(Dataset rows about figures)
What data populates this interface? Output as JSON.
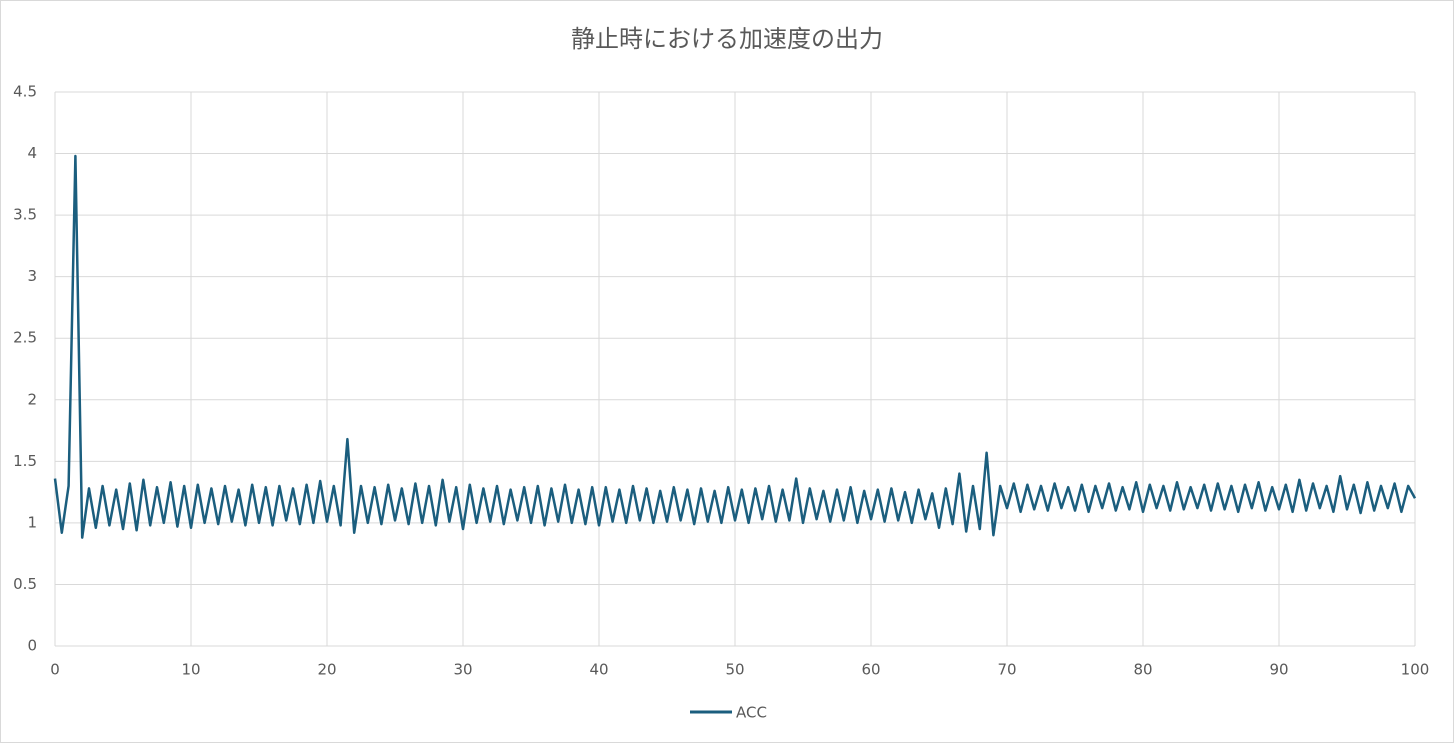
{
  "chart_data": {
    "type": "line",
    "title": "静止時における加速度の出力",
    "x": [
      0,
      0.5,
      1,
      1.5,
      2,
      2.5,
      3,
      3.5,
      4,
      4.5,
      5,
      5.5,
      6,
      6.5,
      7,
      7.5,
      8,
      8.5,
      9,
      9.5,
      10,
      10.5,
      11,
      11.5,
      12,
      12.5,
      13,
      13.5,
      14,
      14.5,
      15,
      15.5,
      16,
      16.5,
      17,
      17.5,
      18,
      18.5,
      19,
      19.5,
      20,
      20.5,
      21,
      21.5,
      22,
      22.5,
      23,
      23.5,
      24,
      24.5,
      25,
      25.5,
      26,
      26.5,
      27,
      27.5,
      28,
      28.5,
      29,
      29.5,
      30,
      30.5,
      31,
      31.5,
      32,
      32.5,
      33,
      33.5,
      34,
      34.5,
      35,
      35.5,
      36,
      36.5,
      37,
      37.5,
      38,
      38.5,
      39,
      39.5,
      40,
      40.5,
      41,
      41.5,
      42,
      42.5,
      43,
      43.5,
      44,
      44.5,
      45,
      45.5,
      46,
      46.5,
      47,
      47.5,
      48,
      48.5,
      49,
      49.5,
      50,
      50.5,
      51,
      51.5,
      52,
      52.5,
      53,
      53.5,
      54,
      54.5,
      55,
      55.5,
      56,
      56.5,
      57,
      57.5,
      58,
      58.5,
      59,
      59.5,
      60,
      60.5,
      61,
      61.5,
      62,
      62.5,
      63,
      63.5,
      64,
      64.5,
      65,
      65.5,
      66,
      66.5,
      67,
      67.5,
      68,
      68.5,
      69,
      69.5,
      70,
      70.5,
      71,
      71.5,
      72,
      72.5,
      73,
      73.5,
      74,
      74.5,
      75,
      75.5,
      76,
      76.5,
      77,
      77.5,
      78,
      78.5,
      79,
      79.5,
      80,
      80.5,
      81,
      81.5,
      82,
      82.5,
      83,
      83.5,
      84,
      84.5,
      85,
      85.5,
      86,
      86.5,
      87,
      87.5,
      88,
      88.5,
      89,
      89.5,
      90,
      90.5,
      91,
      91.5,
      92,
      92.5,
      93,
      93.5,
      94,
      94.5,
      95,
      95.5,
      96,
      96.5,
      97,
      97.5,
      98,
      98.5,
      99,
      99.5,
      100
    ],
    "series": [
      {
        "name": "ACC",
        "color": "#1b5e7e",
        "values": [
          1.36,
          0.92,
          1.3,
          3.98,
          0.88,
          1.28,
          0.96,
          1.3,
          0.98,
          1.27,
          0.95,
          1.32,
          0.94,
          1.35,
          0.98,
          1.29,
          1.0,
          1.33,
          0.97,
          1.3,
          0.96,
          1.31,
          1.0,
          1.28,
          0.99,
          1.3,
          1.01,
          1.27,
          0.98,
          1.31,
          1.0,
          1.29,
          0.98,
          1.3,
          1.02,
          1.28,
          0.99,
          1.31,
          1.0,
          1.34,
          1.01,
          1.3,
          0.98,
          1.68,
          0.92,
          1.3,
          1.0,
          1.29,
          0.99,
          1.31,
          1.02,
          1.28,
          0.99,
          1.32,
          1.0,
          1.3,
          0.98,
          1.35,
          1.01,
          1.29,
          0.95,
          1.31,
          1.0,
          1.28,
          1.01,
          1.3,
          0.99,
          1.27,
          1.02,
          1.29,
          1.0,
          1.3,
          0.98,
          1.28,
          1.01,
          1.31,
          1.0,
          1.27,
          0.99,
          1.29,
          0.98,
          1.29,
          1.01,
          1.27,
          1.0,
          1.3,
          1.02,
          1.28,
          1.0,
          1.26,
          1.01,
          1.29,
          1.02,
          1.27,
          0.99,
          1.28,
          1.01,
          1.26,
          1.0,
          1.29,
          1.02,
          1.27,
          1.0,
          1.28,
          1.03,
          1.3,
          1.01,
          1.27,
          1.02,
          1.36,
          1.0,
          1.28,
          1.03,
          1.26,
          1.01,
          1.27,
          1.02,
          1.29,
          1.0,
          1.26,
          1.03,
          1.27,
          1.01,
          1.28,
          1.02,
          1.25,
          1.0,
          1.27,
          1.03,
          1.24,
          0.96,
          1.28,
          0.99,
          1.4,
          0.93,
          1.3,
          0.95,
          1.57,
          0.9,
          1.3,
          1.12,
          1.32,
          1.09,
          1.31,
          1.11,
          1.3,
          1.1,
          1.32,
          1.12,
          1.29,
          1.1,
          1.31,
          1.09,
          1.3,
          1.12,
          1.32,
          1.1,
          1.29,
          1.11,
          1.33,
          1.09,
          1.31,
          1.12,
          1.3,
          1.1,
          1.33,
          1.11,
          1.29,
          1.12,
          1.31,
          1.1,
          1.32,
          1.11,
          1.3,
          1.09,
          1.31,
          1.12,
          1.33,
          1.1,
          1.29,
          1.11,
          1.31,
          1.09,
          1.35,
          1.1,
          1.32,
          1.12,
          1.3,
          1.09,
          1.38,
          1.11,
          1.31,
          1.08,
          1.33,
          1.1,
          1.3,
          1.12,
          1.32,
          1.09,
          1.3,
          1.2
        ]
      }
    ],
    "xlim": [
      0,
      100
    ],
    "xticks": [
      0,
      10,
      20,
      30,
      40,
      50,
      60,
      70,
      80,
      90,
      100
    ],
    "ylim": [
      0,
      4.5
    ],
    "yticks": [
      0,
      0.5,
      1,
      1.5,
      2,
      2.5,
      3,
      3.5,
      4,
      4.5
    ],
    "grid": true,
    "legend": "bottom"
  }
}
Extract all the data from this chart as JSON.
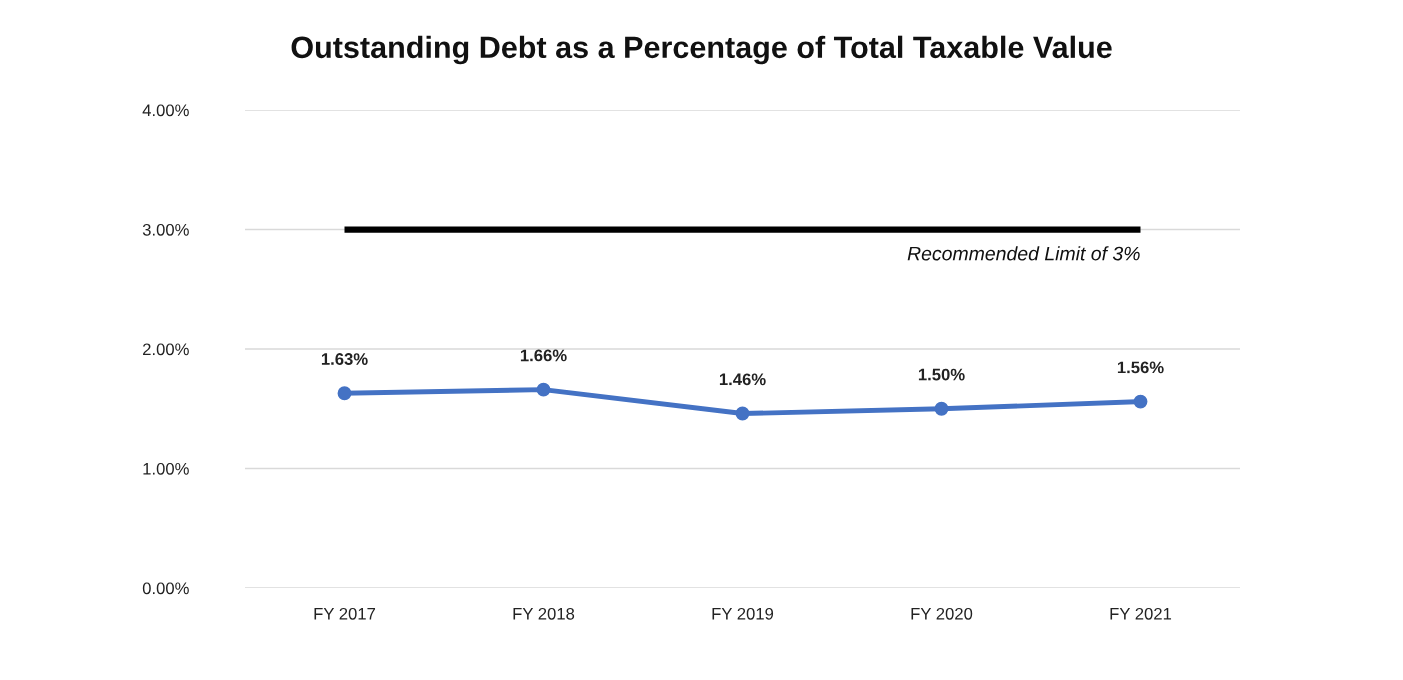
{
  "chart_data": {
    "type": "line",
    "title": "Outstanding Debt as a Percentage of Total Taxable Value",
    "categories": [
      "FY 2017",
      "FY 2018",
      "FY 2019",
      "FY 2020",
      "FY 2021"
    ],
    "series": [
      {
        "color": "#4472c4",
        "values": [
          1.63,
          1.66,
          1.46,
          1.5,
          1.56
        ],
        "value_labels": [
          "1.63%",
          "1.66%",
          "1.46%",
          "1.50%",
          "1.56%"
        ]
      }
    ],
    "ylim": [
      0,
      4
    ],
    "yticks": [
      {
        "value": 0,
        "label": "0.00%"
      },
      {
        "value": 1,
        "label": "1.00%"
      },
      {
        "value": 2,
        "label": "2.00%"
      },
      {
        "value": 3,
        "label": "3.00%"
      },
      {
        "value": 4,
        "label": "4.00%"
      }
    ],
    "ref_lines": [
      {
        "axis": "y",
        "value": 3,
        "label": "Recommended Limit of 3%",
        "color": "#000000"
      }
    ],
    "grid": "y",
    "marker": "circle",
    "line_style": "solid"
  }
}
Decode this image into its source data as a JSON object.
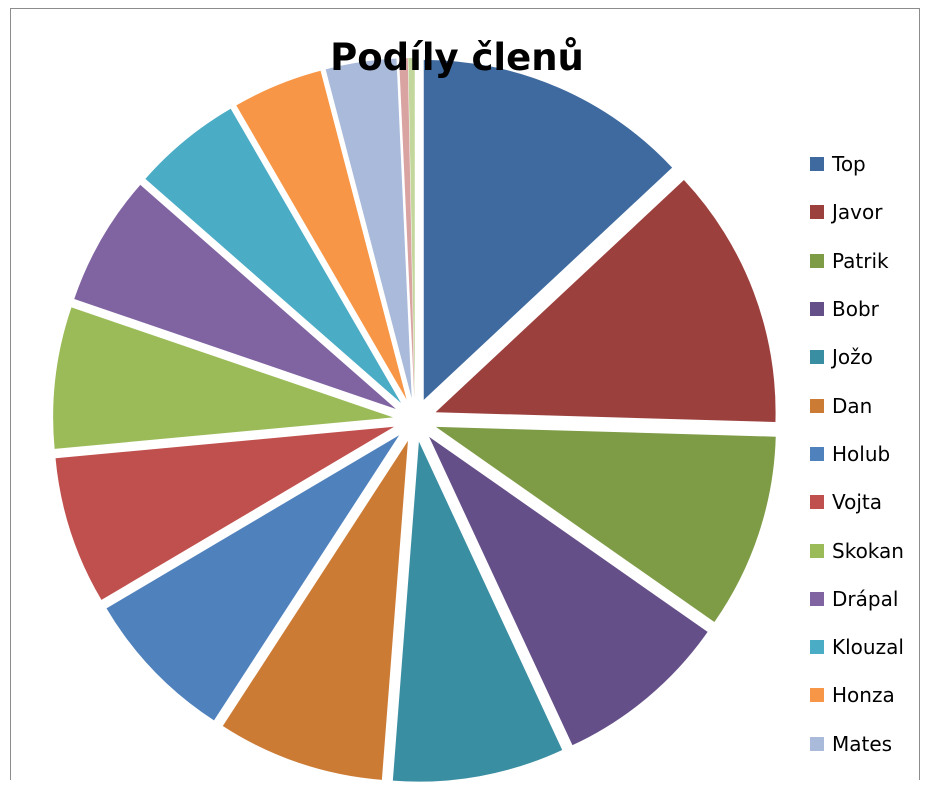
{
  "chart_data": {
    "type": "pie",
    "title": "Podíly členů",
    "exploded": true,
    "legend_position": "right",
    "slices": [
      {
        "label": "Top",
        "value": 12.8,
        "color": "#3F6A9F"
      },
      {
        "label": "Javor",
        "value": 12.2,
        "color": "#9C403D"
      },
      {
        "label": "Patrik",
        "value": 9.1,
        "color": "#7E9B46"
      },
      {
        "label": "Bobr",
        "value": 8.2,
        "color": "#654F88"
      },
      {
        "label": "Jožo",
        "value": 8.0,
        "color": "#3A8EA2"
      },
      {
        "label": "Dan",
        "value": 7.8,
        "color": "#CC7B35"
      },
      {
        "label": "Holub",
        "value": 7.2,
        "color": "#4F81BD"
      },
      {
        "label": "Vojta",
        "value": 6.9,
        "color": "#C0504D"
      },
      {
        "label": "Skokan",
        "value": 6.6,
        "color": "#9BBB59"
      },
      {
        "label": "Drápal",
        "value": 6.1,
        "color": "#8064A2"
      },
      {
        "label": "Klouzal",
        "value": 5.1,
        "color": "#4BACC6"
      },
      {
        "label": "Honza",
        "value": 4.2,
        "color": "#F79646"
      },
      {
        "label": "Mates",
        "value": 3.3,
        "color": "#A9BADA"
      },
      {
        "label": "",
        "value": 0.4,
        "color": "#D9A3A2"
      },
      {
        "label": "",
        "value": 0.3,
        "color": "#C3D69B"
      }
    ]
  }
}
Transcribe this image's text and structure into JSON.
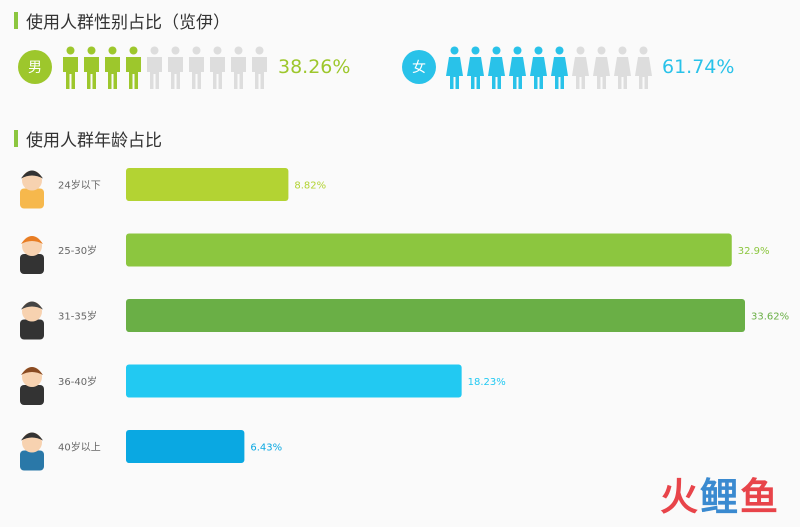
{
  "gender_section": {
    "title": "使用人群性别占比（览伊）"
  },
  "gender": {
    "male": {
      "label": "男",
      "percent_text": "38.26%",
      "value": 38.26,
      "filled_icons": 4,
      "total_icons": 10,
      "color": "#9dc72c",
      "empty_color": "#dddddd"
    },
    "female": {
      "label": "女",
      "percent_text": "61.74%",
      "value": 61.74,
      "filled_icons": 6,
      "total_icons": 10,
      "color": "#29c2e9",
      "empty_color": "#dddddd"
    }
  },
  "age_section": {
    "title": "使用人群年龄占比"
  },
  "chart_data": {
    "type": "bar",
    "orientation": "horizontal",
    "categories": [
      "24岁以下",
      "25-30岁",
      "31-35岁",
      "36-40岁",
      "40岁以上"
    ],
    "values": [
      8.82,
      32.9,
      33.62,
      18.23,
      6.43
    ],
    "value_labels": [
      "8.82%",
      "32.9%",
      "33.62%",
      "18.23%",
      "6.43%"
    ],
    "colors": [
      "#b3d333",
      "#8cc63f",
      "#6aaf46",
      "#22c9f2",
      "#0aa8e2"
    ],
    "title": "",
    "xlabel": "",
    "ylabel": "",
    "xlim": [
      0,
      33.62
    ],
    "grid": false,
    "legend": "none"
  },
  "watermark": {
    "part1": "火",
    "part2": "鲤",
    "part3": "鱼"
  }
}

=== WHAT NEEDS TO BE DONE ===
Scan the material above. Copy each line where "JSON" occurs.

=== FULL OUTPUT ===
What data populates this interface? Output as JSON.
Extract all the data from this chart as JSON.
Decode this image into its source data as a JSON object.
Transcribe this image's text and structure into JSON.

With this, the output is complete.